### [Brief]
In the entries below, count every line with the word "eredeti". Return only the count.

[Saved entries]

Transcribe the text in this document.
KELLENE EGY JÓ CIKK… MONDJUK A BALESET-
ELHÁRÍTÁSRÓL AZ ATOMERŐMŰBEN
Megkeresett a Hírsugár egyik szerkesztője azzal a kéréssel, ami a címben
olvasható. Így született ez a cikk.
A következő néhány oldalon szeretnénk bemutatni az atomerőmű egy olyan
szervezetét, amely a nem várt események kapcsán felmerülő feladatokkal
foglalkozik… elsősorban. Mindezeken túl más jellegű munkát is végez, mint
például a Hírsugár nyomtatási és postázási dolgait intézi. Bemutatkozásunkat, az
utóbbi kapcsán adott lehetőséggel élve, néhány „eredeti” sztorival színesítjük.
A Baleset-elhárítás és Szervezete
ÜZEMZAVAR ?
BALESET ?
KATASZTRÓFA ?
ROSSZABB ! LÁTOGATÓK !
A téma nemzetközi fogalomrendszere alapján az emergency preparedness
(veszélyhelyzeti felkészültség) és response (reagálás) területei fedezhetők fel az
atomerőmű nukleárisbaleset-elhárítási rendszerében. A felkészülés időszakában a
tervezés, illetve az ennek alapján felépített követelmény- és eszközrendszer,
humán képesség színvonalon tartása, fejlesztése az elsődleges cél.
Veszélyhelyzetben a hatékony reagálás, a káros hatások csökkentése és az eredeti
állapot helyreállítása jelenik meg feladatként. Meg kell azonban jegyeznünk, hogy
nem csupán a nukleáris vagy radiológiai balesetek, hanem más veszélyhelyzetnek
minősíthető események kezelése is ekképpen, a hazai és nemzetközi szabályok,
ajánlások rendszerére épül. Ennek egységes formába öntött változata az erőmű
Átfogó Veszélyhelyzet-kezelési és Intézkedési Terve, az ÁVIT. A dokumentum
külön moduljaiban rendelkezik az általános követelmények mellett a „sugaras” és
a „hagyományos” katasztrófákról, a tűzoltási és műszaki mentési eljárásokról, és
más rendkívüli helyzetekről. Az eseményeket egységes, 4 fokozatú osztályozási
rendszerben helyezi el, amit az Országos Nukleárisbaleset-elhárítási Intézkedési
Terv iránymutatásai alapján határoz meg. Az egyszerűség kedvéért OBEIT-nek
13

### [Answer in full]
2